■ **YOUR INSTRUCTIONS**:
Show every line of the records below that contains the word "portrait".

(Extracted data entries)
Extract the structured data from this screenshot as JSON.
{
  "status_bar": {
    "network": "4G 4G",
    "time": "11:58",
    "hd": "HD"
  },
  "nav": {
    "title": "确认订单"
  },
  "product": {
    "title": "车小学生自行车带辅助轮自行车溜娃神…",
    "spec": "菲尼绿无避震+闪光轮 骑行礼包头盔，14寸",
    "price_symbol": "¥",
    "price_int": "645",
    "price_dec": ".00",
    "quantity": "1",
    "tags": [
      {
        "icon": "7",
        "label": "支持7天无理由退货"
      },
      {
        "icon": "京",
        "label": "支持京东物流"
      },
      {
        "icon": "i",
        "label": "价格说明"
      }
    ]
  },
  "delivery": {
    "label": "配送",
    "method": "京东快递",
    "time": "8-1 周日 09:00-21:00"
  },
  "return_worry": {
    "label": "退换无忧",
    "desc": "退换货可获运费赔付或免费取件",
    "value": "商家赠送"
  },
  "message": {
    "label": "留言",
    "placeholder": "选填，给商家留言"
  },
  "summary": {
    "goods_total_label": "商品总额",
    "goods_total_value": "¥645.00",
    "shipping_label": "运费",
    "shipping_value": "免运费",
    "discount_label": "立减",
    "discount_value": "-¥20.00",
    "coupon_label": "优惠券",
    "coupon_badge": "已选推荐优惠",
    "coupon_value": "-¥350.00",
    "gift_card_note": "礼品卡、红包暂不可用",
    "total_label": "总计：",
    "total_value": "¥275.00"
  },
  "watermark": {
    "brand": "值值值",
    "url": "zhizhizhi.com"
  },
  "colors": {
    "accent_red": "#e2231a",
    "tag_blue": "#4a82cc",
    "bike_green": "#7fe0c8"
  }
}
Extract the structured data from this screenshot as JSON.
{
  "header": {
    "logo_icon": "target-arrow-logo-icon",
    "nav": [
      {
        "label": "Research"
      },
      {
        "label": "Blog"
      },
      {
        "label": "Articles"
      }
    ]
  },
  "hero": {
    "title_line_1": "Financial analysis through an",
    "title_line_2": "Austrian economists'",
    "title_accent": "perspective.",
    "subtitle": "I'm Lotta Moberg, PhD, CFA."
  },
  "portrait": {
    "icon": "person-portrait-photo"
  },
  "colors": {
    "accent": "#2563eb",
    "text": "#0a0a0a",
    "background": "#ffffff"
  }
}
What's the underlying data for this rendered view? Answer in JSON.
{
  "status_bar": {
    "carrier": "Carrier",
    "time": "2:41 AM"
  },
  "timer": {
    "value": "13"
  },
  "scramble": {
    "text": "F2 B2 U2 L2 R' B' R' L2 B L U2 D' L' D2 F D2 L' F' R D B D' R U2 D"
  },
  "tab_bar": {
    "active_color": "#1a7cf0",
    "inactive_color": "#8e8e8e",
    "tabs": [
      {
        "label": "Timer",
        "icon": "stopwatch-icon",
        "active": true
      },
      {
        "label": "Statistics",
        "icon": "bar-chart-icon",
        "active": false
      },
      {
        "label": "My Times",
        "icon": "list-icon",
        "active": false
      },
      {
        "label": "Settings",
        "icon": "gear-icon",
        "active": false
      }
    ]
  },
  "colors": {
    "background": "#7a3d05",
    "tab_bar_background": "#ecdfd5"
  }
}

■ **EXERCISE ANSWER**:
  "portrait": {
    "icon": "person-portrait-photo"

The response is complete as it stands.